> [Aim]: Gather up all lines that carry the word "from".

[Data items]
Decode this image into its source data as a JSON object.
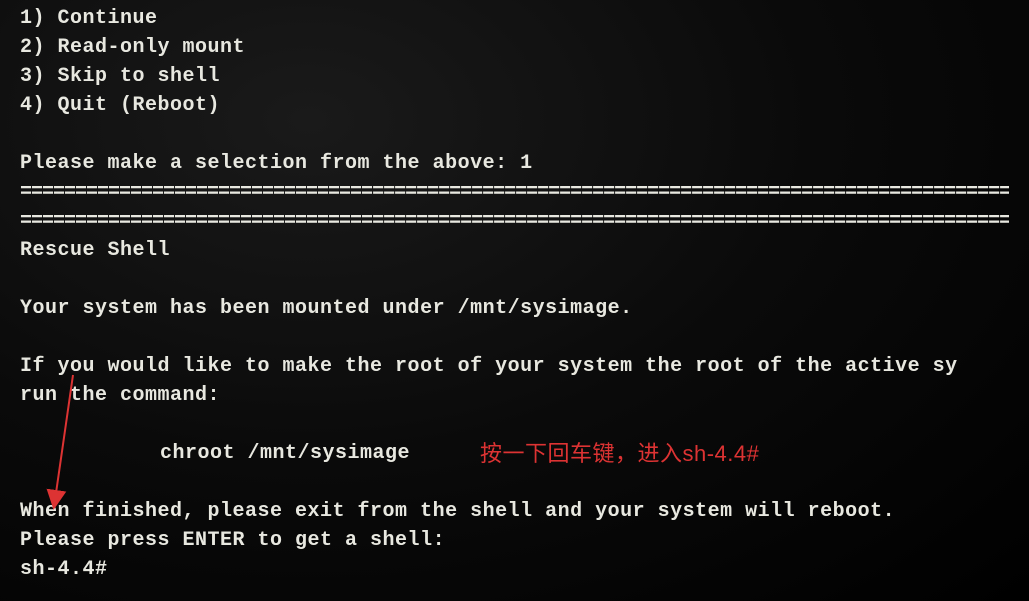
{
  "menu": {
    "option1": "1) Continue",
    "option2": "2) Read-only mount",
    "option3": "3) Skip to shell",
    "option4": "4) Quit (Reboot)"
  },
  "prompt": {
    "selection_text": "Please make a selection from the above: ",
    "selection_input": "1"
  },
  "separator": "================================================================================================",
  "rescue": {
    "title": "Rescue Shell",
    "mounted_msg": "Your system has been mounted under /mnt/sysimage.",
    "instruction1": "If you would like to make the root of your system the root of the active sy",
    "instruction2": "run the command:",
    "chroot_cmd": "chroot /mnt/sysimage",
    "finished_msg": "When finished, please exit from the shell and your system will reboot.",
    "enter_prompt": "Please press ENTER to get a shell:",
    "shell_prompt": "sh-4.4#"
  },
  "annotation": {
    "text": "按一下回车键，进入sh-4.4#"
  }
}
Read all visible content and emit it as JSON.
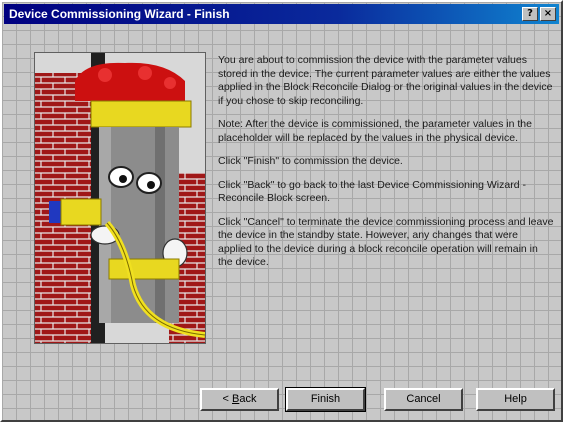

> [Result of the exercise]:
    "selection_text": "Please make a selection from the above: ",
    "finished_msg": "When finished, please exit from the shell and your system will reboot.",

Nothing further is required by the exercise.